▶ **Aim of the exercise**
Go through the listing below and gather every line with the word "DialogFlow".

start Excerpted records

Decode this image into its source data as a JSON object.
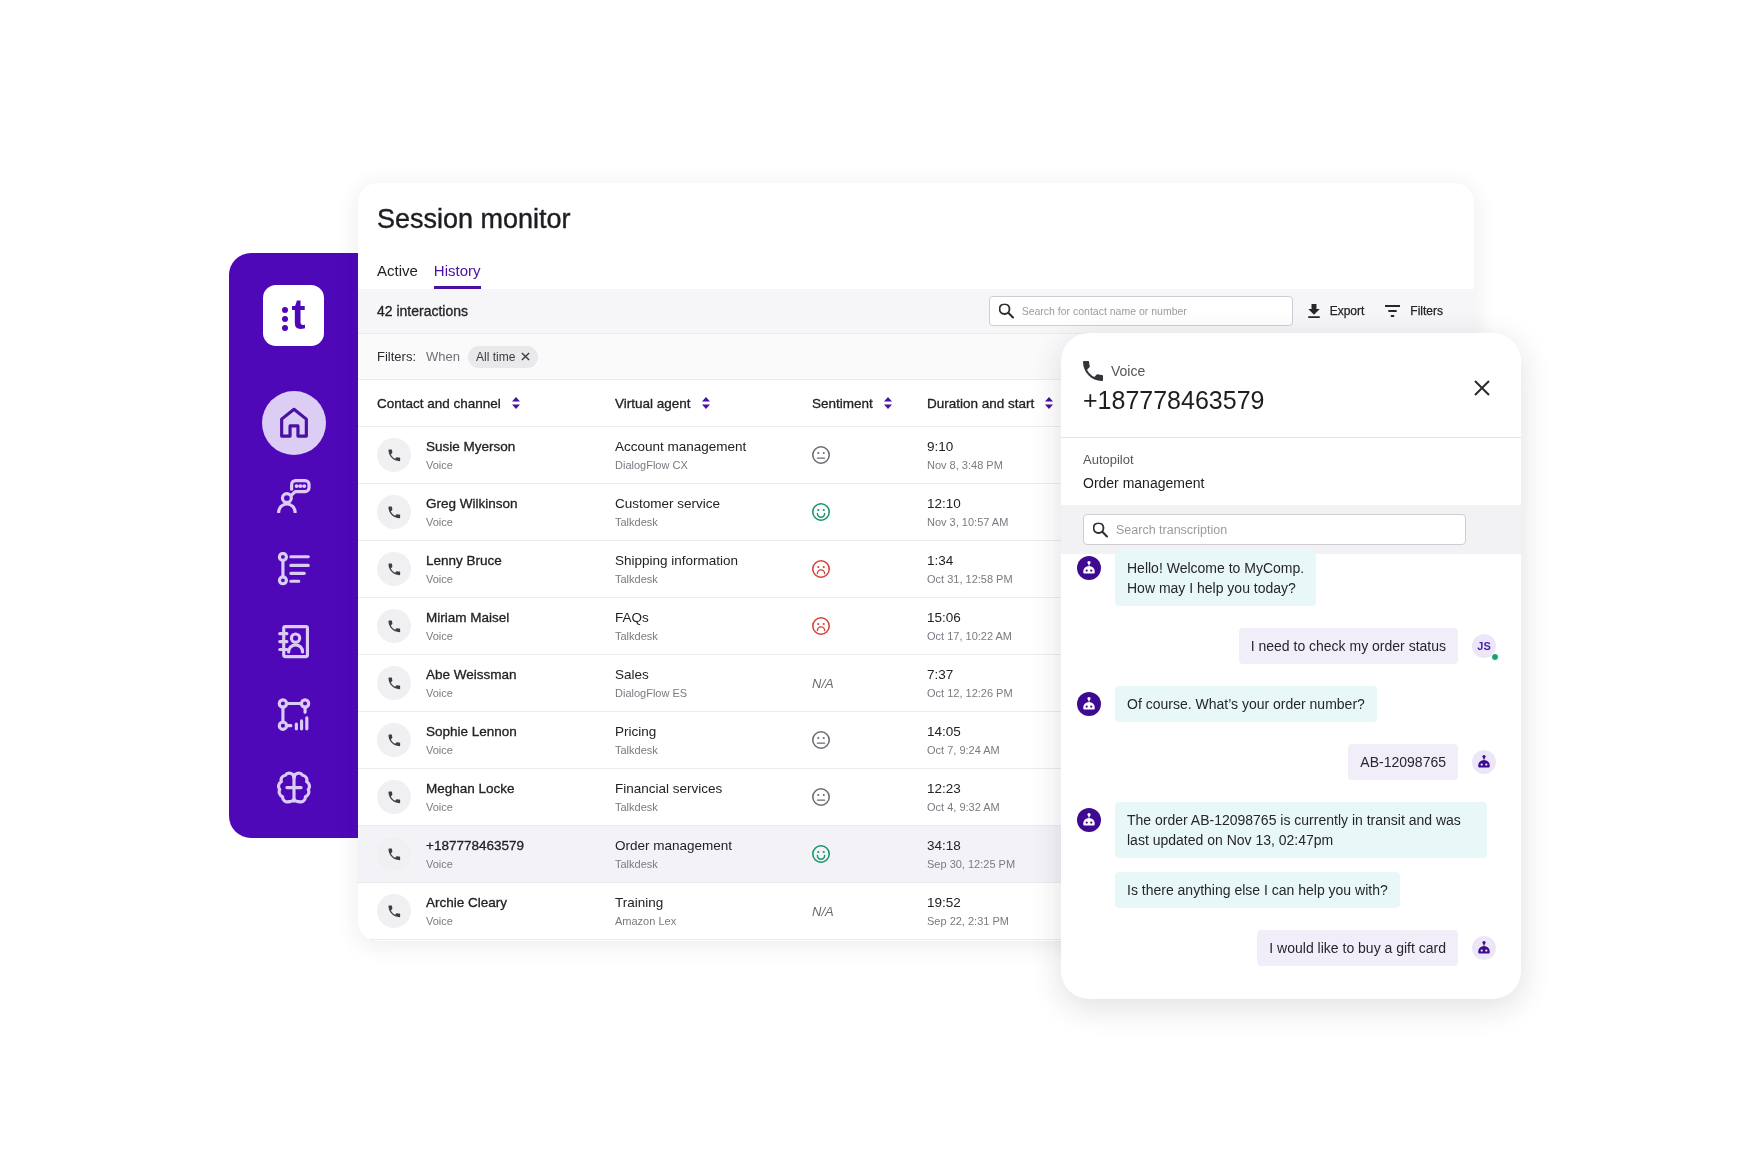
{
  "sidebar": {
    "logo": "t",
    "items": [
      {
        "selected": true
      },
      {
        "selected": false
      },
      {
        "selected": false
      },
      {
        "selected": false
      },
      {
        "selected": false
      },
      {
        "selected": false
      }
    ]
  },
  "session_monitor": {
    "title": "Session monitor",
    "tabs": [
      {
        "label": "Active",
        "selected": false
      },
      {
        "label": "History",
        "selected": true
      }
    ],
    "toolbar": {
      "count": "42 interactions",
      "search": {
        "placeholder": "Search for contact name or number"
      },
      "buttons": [
        "Export",
        "Filters"
      ]
    },
    "filters": {
      "label": "Filters:",
      "field": "When",
      "chips": [
        "All time"
      ]
    },
    "table": {
      "columns": [
        "Contact and channel",
        "Virtual agent",
        "Sentiment",
        "Duration and start"
      ],
      "rows": [
        {
          "contact": "Susie Myerson",
          "channel": "Voice",
          "agent": "Account management",
          "platform": "DialogFlow CX",
          "sentiment": {
            "kind": "neutral"
          },
          "duration": "9:10",
          "start": "Nov 8, 3:48 PM",
          "selected": false
        },
        {
          "contact": "Greg Wilkinson",
          "channel": "Voice",
          "agent": "Customer service",
          "platform": "Talkdesk",
          "sentiment": {
            "kind": "positive"
          },
          "duration": "12:10",
          "start": "Nov 3, 10:57 AM",
          "selected": false
        },
        {
          "contact": "Lenny Bruce",
          "channel": "Voice",
          "agent": "Shipping information",
          "platform": "Talkdesk",
          "sentiment": {
            "kind": "negative"
          },
          "duration": "1:34",
          "start": "Oct 31, 12:58 PM",
          "selected": false
        },
        {
          "contact": "Miriam Maisel",
          "channel": "Voice",
          "agent": "FAQs",
          "platform": "Talkdesk",
          "sentiment": {
            "kind": "negative"
          },
          "duration": "15:06",
          "start": "Oct 17, 10:22 AM",
          "selected": false
        },
        {
          "contact": "Abe Weissman",
          "channel": "Voice",
          "agent": "Sales",
          "platform": "DialogFlow ES",
          "sentiment": {
            "kind": "text",
            "label": "N/A"
          },
          "duration": "7:37",
          "start": "Oct 12, 12:26 PM",
          "selected": false
        },
        {
          "contact": "Sophie Lennon",
          "channel": "Voice",
          "agent": "Pricing",
          "platform": "Talkdesk",
          "sentiment": {
            "kind": "neutral"
          },
          "duration": "14:05",
          "start": "Oct 7, 9:24 AM",
          "selected": false
        },
        {
          "contact": "Meghan Locke",
          "channel": "Voice",
          "agent": "Financial services",
          "platform": "Talkdesk",
          "sentiment": {
            "kind": "neutral"
          },
          "duration": "12:23",
          "start": "Oct 4, 9:32 AM",
          "selected": false
        },
        {
          "contact": "+187778463579",
          "channel": "Voice",
          "agent": "Order management",
          "platform": "Talkdesk",
          "sentiment": {
            "kind": "positive"
          },
          "duration": "34:18",
          "start": "Sep 30, 12:25 PM",
          "selected": true
        },
        {
          "contact": "Archie Cleary",
          "channel": "Voice",
          "agent": "Training",
          "platform": "Amazon Lex",
          "sentiment": {
            "kind": "text",
            "label": "N/A"
          },
          "duration": "19:52",
          "start": "Sep 22, 2:31 PM",
          "selected": false
        }
      ]
    }
  },
  "transcript": {
    "channel": "Voice",
    "number": "+187778463579",
    "section": {
      "label": "Autopilot",
      "value": "Order management"
    },
    "search": {
      "placeholder": "Search transcription"
    },
    "messages": [
      {
        "kind": "bot",
        "text": "Hello! Welcome to MyComp.\nHow may I help you today?",
        "avatar": {
          "kind": "bot"
        }
      },
      {
        "kind": "user",
        "text": "I need to check my order status",
        "avatar": {
          "kind": "initials",
          "text": "JS",
          "online": true
        }
      },
      {
        "kind": "bot",
        "text": "Of course. What’s your order number?",
        "avatar": {
          "kind": "bot"
        }
      },
      {
        "kind": "user",
        "text": "AB-12098765",
        "avatar": {
          "kind": "bot"
        }
      },
      {
        "kind": "bot",
        "text": "The order AB-12098765 is currently in transit and was last updated on Nov 13, 02:47pm",
        "avatar": {
          "kind": "bot"
        }
      },
      {
        "kind": "bot",
        "text": "Is there anything else I can help you with?"
      },
      {
        "kind": "user",
        "text": "I would like to buy a gift card",
        "avatar": {
          "kind": "bot"
        }
      }
    ]
  }
}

end Excerpted records

▶ **Reply**
          "platform": "DialogFlow CX",
          "platform": "DialogFlow ES",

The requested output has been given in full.